Figure data in JSON:
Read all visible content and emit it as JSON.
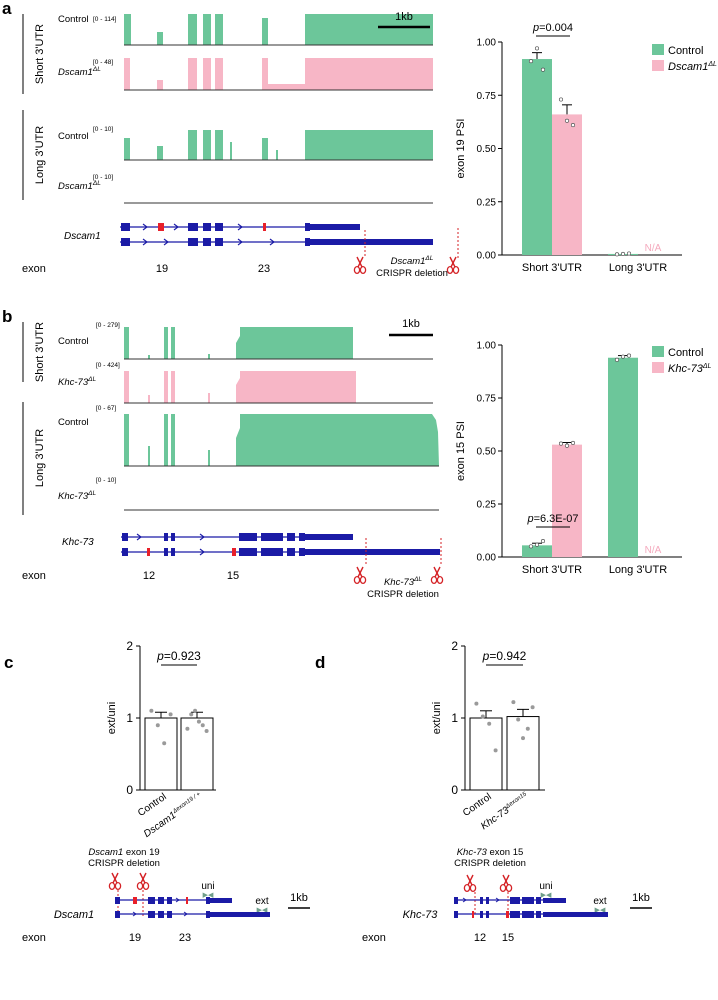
{
  "colors": {
    "control": "#6cc69a",
    "mutant": "#f7b6c6",
    "gene": "#1b1ba6",
    "exon_highlight": "#e8202a",
    "scissors": "#d42226",
    "primer": "#6f9e8a",
    "na_text": "#f4a9bd",
    "dots": "#9a9a9a"
  },
  "panel_a": {
    "label": "a",
    "short_group": "Short 3'UTR",
    "long_group": "Long 3'UTR",
    "tracks": [
      {
        "name": "Control",
        "sup": "",
        "scale": "[0 - 114]"
      },
      {
        "name": "Dscam1",
        "sup": "ΔL",
        "scale": "[0 - 48]"
      },
      {
        "name": "Control",
        "sup": "",
        "scale": "[0 - 10]"
      },
      {
        "name": "Dscam1",
        "sup": "ΔL",
        "scale": "[0 - 10]"
      }
    ],
    "scalebar": "1kb",
    "gene": "Dscam1",
    "exon_label": "exon",
    "exon_numbers": [
      "19",
      "23"
    ],
    "deletion_gene": "Dscam1",
    "deletion_sup": "ΔL",
    "deletion_text": "CRISPR deletion"
  },
  "panel_b": {
    "label": "b",
    "short_group": "Short 3'UTR",
    "long_group": "Long 3'UTR",
    "tracks": [
      {
        "name": "Control",
        "sup": "",
        "scale": "[0 - 279]"
      },
      {
        "name": "Khc-73",
        "sup": "ΔL",
        "scale": "[0 - 424]"
      },
      {
        "name": "Control",
        "sup": "",
        "scale": "[0 - 67]"
      },
      {
        "name": "Khc-73",
        "sup": "ΔL",
        "scale": "[0 - 10]"
      }
    ],
    "scalebar": "1kb",
    "gene": "Khc-73",
    "exon_label": "exon",
    "exon_numbers": [
      "12",
      "15"
    ],
    "deletion_gene": "Khc-73",
    "deletion_sup": "ΔL",
    "deletion_text": "CRISPR deletion"
  },
  "panel_c": {
    "label": "c",
    "deletion_gene": "Dscam1",
    "deletion_exon": "exon 19",
    "deletion_text": "CRISPR deletion",
    "uni": "uni",
    "ext": "ext",
    "scalebar": "1kb",
    "gene": "Dscam1",
    "exon_label": "exon",
    "exon_numbers": [
      "19",
      "23"
    ]
  },
  "panel_d": {
    "label": "d",
    "deletion_gene": "Khc-73",
    "deletion_exon": "exon 15",
    "deletion_text": "CRISPR deletion",
    "uni": "uni",
    "ext": "ext",
    "scalebar": "1kb",
    "gene": "Khc-73",
    "exon_label": "exon",
    "exon_numbers": [
      "12",
      "15"
    ]
  },
  "chart_data": [
    {
      "id": "a",
      "type": "bar",
      "ylabel": "exon 19 PSI",
      "ylim": [
        0,
        1.0
      ],
      "yticks": [
        "0.00",
        "0.25",
        "0.50",
        "0.75",
        "1.00"
      ],
      "categories": [
        "Short 3'UTR",
        "Long 3'UTR"
      ],
      "series": [
        {
          "name": "Control",
          "values": [
            0.92,
            0.005
          ],
          "errors": [
            0.03,
            0
          ]
        },
        {
          "name": "Dscam1",
          "name_sup": "ΔL",
          "values": [
            0.66,
            null
          ],
          "errors": [
            0.045,
            0
          ]
        }
      ],
      "points": [
        [
          [
            0.91,
            0.97,
            0.87
          ],
          [
            0.003,
            0.005,
            0.007
          ]
        ],
        [
          [
            0.73,
            0.63,
            0.61
          ],
          []
        ]
      ],
      "na_label": "N/A",
      "pvalue": "p=0.004",
      "legend": "top-right"
    },
    {
      "id": "b",
      "type": "bar",
      "ylabel": "exon 15 PSI",
      "ylim": [
        0,
        1.0
      ],
      "yticks": [
        "0.00",
        "0.25",
        "0.50",
        "0.75",
        "1.00"
      ],
      "categories": [
        "Short 3'UTR",
        "Long 3'UTR"
      ],
      "series": [
        {
          "name": "Control",
          "values": [
            0.055,
            0.94
          ],
          "errors": [
            0.01,
            0.01
          ]
        },
        {
          "name": "Khc-73",
          "name_sup": "ΔL",
          "values": [
            0.53,
            null
          ],
          "errors": [
            0.01,
            0
          ]
        }
      ],
      "points": [
        [
          [
            0.05,
            0.058,
            0.075
          ],
          [
            0.93,
            0.945,
            0.95
          ]
        ],
        [
          [
            0.535,
            0.525,
            0.538
          ],
          []
        ]
      ],
      "na_label": "N/A",
      "pvalue": "p=6.3E-07",
      "legend": "top-right"
    },
    {
      "id": "c",
      "type": "bar",
      "ylabel": "ext/uni",
      "ylim": [
        0,
        2
      ],
      "yticks": [
        "0",
        "1",
        "2"
      ],
      "categories": [
        "Control",
        "Dscam1"
      ],
      "category_sup": [
        "",
        "Δexon19 / +"
      ],
      "values": [
        1.0,
        1.0
      ],
      "errors": [
        0.08,
        0.08
      ],
      "points": [
        [
          1.1,
          0.9,
          0.65,
          1.05
        ],
        [
          0.85,
          1.05,
          1.1,
          0.95,
          0.9,
          0.82
        ]
      ],
      "pvalue": "p=0.923"
    },
    {
      "id": "d",
      "type": "bar",
      "ylabel": "ext/uni",
      "ylim": [
        0,
        2
      ],
      "yticks": [
        "0",
        "1",
        "2"
      ],
      "categories": [
        "Control",
        "Khc-73"
      ],
      "category_sup": [
        "",
        "Δexon15"
      ],
      "values": [
        1.0,
        1.02
      ],
      "errors": [
        0.1,
        0.1
      ],
      "points": [
        [
          1.2,
          1.02,
          0.92,
          0.55
        ],
        [
          1.22,
          0.98,
          0.72,
          0.85,
          1.15
        ]
      ],
      "pvalue": "p=0.942"
    }
  ]
}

THE REQUEST:
Return the listing above word for word, with the pictures removed.

EXPECTED OUTPUT:
Read all visible content and emit it as JSON.
{
  "colors": {
    "control": "#6cc69a",
    "mutant": "#f7b6c6",
    "gene": "#1b1ba6",
    "exon_highlight": "#e8202a",
    "scissors": "#d42226",
    "primer": "#6f9e8a",
    "na_text": "#f4a9bd",
    "dots": "#9a9a9a"
  },
  "panel_a": {
    "label": "a",
    "short_group": "Short 3'UTR",
    "long_group": "Long 3'UTR",
    "tracks": [
      {
        "name": "Control",
        "sup": "",
        "scale": "[0 - 114]"
      },
      {
        "name": "Dscam1",
        "sup": "ΔL",
        "scale": "[0 - 48]"
      },
      {
        "name": "Control",
        "sup": "",
        "scale": "[0 - 10]"
      },
      {
        "name": "Dscam1",
        "sup": "ΔL",
        "scale": "[0 - 10]"
      }
    ],
    "scalebar": "1kb",
    "gene": "Dscam1",
    "exon_label": "exon",
    "exon_numbers": [
      "19",
      "23"
    ],
    "deletion_gene": "Dscam1",
    "deletion_sup": "ΔL",
    "deletion_text": "CRISPR deletion"
  },
  "panel_b": {
    "label": "b",
    "short_group": "Short 3'UTR",
    "long_group": "Long 3'UTR",
    "tracks": [
      {
        "name": "Control",
        "sup": "",
        "scale": "[0 - 279]"
      },
      {
        "name": "Khc-73",
        "sup": "ΔL",
        "scale": "[0 - 424]"
      },
      {
        "name": "Control",
        "sup": "",
        "scale": "[0 - 67]"
      },
      {
        "name": "Khc-73",
        "sup": "ΔL",
        "scale": "[0 - 10]"
      }
    ],
    "scalebar": "1kb",
    "gene": "Khc-73",
    "exon_label": "exon",
    "exon_numbers": [
      "12",
      "15"
    ],
    "deletion_gene": "Khc-73",
    "deletion_sup": "ΔL",
    "deletion_text": "CRISPR deletion"
  },
  "panel_c": {
    "label": "c",
    "deletion_gene": "Dscam1",
    "deletion_exon": "exon 19",
    "deletion_text": "CRISPR deletion",
    "uni": "uni",
    "ext": "ext",
    "scalebar": "1kb",
    "gene": "Dscam1",
    "exon_label": "exon",
    "exon_numbers": [
      "19",
      "23"
    ]
  },
  "panel_d": {
    "label": "d",
    "deletion_gene": "Khc-73",
    "deletion_exon": "exon 15",
    "deletion_text": "CRISPR deletion",
    "uni": "uni",
    "ext": "ext",
    "scalebar": "1kb",
    "gene": "Khc-73",
    "exon_label": "exon",
    "exon_numbers": [
      "12",
      "15"
    ]
  },
  "chart_data": [
    {
      "id": "a",
      "type": "bar",
      "ylabel": "exon 19 PSI",
      "ylim": [
        0,
        1.0
      ],
      "yticks": [
        "0.00",
        "0.25",
        "0.50",
        "0.75",
        "1.00"
      ],
      "categories": [
        "Short 3'UTR",
        "Long 3'UTR"
      ],
      "series": [
        {
          "name": "Control",
          "values": [
            0.92,
            0.005
          ],
          "errors": [
            0.03,
            0
          ]
        },
        {
          "name": "Dscam1",
          "name_sup": "ΔL",
          "values": [
            0.66,
            null
          ],
          "errors": [
            0.045,
            0
          ]
        }
      ],
      "points": [
        [
          [
            0.91,
            0.97,
            0.87
          ],
          [
            0.003,
            0.005,
            0.007
          ]
        ],
        [
          [
            0.73,
            0.63,
            0.61
          ],
          []
        ]
      ],
      "na_label": "N/A",
      "pvalue": "p=0.004",
      "legend": "top-right"
    },
    {
      "id": "b",
      "type": "bar",
      "ylabel": "exon 15 PSI",
      "ylim": [
        0,
        1.0
      ],
      "yticks": [
        "0.00",
        "0.25",
        "0.50",
        "0.75",
        "1.00"
      ],
      "categories": [
        "Short 3'UTR",
        "Long 3'UTR"
      ],
      "series": [
        {
          "name": "Control",
          "values": [
            0.055,
            0.94
          ],
          "errors": [
            0.01,
            0.01
          ]
        },
        {
          "name": "Khc-73",
          "name_sup": "ΔL",
          "values": [
            0.53,
            null
          ],
          "errors": [
            0.01,
            0
          ]
        }
      ],
      "points": [
        [
          [
            0.05,
            0.058,
            0.075
          ],
          [
            0.93,
            0.945,
            0.95
          ]
        ],
        [
          [
            0.535,
            0.525,
            0.538
          ],
          []
        ]
      ],
      "na_label": "N/A",
      "pvalue": "p=6.3E-07",
      "legend": "top-right"
    },
    {
      "id": "c",
      "type": "bar",
      "ylabel": "ext/uni",
      "ylim": [
        0,
        2
      ],
      "yticks": [
        "0",
        "1",
        "2"
      ],
      "categories": [
        "Control",
        "Dscam1"
      ],
      "category_sup": [
        "",
        "Δexon19 / +"
      ],
      "values": [
        1.0,
        1.0
      ],
      "errors": [
        0.08,
        0.08
      ],
      "points": [
        [
          1.1,
          0.9,
          0.65,
          1.05
        ],
        [
          0.85,
          1.05,
          1.1,
          0.95,
          0.9,
          0.82
        ]
      ],
      "pvalue": "p=0.923"
    },
    {
      "id": "d",
      "type": "bar",
      "ylabel": "ext/uni",
      "ylim": [
        0,
        2
      ],
      "yticks": [
        "0",
        "1",
        "2"
      ],
      "categories": [
        "Control",
        "Khc-73"
      ],
      "category_sup": [
        "",
        "Δexon15"
      ],
      "values": [
        1.0,
        1.02
      ],
      "errors": [
        0.1,
        0.1
      ],
      "points": [
        [
          1.2,
          1.02,
          0.92,
          0.55
        ],
        [
          1.22,
          0.98,
          0.72,
          0.85,
          1.15
        ]
      ],
      "pvalue": "p=0.942"
    }
  ]
}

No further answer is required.